(TASK STATEMENT): Your task is to retype each line of the data below exactly.

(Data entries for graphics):

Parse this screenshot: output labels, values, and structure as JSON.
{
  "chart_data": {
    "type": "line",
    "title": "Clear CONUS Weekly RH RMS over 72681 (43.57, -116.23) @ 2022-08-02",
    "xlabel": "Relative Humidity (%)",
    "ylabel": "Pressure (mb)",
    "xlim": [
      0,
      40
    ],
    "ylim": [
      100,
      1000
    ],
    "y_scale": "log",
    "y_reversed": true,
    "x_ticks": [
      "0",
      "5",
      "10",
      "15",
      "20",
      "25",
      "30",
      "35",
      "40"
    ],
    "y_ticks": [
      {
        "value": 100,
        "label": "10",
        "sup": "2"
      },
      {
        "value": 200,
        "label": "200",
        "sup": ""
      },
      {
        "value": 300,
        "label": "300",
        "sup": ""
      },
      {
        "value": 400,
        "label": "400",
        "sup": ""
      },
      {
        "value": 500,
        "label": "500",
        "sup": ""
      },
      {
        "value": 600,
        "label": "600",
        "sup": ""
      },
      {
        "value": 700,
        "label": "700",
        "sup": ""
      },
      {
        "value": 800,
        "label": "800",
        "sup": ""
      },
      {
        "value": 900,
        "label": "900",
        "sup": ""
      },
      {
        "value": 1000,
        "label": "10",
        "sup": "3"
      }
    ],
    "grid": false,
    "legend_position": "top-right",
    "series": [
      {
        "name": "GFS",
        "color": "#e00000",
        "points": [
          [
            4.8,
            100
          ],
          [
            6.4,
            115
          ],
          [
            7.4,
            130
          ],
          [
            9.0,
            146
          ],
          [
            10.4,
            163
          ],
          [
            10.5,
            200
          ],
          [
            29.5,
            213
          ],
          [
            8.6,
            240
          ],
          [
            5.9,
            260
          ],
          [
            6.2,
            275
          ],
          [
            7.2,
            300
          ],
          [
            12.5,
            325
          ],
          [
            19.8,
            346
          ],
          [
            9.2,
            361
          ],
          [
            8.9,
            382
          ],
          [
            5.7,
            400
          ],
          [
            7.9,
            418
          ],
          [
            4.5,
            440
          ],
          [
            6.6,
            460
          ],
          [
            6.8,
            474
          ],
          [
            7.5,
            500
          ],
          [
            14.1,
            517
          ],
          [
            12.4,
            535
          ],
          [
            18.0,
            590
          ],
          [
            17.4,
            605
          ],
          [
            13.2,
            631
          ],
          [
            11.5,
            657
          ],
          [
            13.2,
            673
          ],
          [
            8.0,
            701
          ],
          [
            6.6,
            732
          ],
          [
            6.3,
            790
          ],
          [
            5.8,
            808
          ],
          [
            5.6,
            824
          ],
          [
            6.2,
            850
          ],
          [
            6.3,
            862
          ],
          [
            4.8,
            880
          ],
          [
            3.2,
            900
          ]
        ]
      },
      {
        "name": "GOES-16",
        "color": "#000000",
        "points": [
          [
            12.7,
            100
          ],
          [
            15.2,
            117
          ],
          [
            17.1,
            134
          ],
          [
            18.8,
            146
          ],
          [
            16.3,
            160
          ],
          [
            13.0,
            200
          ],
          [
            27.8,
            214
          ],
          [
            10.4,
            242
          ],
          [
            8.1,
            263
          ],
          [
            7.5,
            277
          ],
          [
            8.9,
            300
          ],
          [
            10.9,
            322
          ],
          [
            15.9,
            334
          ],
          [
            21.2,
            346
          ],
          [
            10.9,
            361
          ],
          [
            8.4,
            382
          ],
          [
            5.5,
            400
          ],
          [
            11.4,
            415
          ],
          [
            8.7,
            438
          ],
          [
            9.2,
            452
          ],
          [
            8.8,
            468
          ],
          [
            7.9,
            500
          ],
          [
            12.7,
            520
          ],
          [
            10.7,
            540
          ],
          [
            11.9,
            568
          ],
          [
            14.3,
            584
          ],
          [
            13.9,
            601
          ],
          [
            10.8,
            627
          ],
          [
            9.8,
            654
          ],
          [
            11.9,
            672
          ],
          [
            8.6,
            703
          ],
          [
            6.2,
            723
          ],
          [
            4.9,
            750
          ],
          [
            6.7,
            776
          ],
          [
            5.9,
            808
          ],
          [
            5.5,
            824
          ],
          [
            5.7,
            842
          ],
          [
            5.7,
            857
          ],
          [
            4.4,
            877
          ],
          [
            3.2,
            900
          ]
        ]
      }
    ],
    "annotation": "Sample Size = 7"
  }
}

(EXERCISE OUTPUT):
Parse this screenshot: output labels, values, and structure as JSON.
{
  "chart_data": {
    "type": "line",
    "title": "Clear CONUS Weekly RH RMS over 72681 (43.57, -116.23) @ 2022-08-02",
    "xlabel": "Relative Humidity (%)",
    "ylabel": "Pressure (mb)",
    "xlim": [
      0,
      40
    ],
    "ylim": [
      100,
      1000
    ],
    "y_scale": "log",
    "y_reversed": true,
    "x_ticks": [
      "0",
      "5",
      "10",
      "15",
      "20",
      "25",
      "30",
      "35",
      "40"
    ],
    "y_ticks": [
      {
        "value": 100,
        "label": "10",
        "sup": "2"
      },
      {
        "value": 200,
        "label": "200",
        "sup": ""
      },
      {
        "value": 300,
        "label": "300",
        "sup": ""
      },
      {
        "value": 400,
        "label": "400",
        "sup": ""
      },
      {
        "value": 500,
        "label": "500",
        "sup": ""
      },
      {
        "value": 600,
        "label": "600",
        "sup": ""
      },
      {
        "value": 700,
        "label": "700",
        "sup": ""
      },
      {
        "value": 800,
        "label": "800",
        "sup": ""
      },
      {
        "value": 900,
        "label": "900",
        "sup": ""
      },
      {
        "value": 1000,
        "label": "10",
        "sup": "3"
      }
    ],
    "grid": false,
    "legend_position": "top-right",
    "series": [
      {
        "name": "GFS",
        "color": "#e00000",
        "points": [
          [
            4.8,
            100
          ],
          [
            6.4,
            115
          ],
          [
            7.4,
            130
          ],
          [
            9.0,
            146
          ],
          [
            10.4,
            163
          ],
          [
            10.5,
            200
          ],
          [
            29.5,
            213
          ],
          [
            8.6,
            240
          ],
          [
            5.9,
            260
          ],
          [
            6.2,
            275
          ],
          [
            7.2,
            300
          ],
          [
            12.5,
            325
          ],
          [
            19.8,
            346
          ],
          [
            9.2,
            361
          ],
          [
            8.9,
            382
          ],
          [
            5.7,
            400
          ],
          [
            7.9,
            418
          ],
          [
            4.5,
            440
          ],
          [
            6.6,
            460
          ],
          [
            6.8,
            474
          ],
          [
            7.5,
            500
          ],
          [
            14.1,
            517
          ],
          [
            12.4,
            535
          ],
          [
            18.0,
            590
          ],
          [
            17.4,
            605
          ],
          [
            13.2,
            631
          ],
          [
            11.5,
            657
          ],
          [
            13.2,
            673
          ],
          [
            8.0,
            701
          ],
          [
            6.6,
            732
          ],
          [
            6.3,
            790
          ],
          [
            5.8,
            808
          ],
          [
            5.6,
            824
          ],
          [
            6.2,
            850
          ],
          [
            6.3,
            862
          ],
          [
            4.8,
            880
          ],
          [
            3.2,
            900
          ]
        ]
      },
      {
        "name": "GOES-16",
        "color": "#000000",
        "points": [
          [
            12.7,
            100
          ],
          [
            15.2,
            117
          ],
          [
            17.1,
            134
          ],
          [
            18.8,
            146
          ],
          [
            16.3,
            160
          ],
          [
            13.0,
            200
          ],
          [
            27.8,
            214
          ],
          [
            10.4,
            242
          ],
          [
            8.1,
            263
          ],
          [
            7.5,
            277
          ],
          [
            8.9,
            300
          ],
          [
            10.9,
            322
          ],
          [
            15.9,
            334
          ],
          [
            21.2,
            346
          ],
          [
            10.9,
            361
          ],
          [
            8.4,
            382
          ],
          [
            5.5,
            400
          ],
          [
            11.4,
            415
          ],
          [
            8.7,
            438
          ],
          [
            9.2,
            452
          ],
          [
            8.8,
            468
          ],
          [
            7.9,
            500
          ],
          [
            12.7,
            520
          ],
          [
            10.7,
            540
          ],
          [
            11.9,
            568
          ],
          [
            14.3,
            584
          ],
          [
            13.9,
            601
          ],
          [
            10.8,
            627
          ],
          [
            9.8,
            654
          ],
          [
            11.9,
            672
          ],
          [
            8.6,
            703
          ],
          [
            6.2,
            723
          ],
          [
            4.9,
            750
          ],
          [
            6.7,
            776
          ],
          [
            5.9,
            808
          ],
          [
            5.5,
            824
          ],
          [
            5.7,
            842
          ],
          [
            5.7,
            857
          ],
          [
            4.4,
            877
          ],
          [
            3.2,
            900
          ]
        ]
      }
    ],
    "annotation": "Sample Size = 7"
  }
}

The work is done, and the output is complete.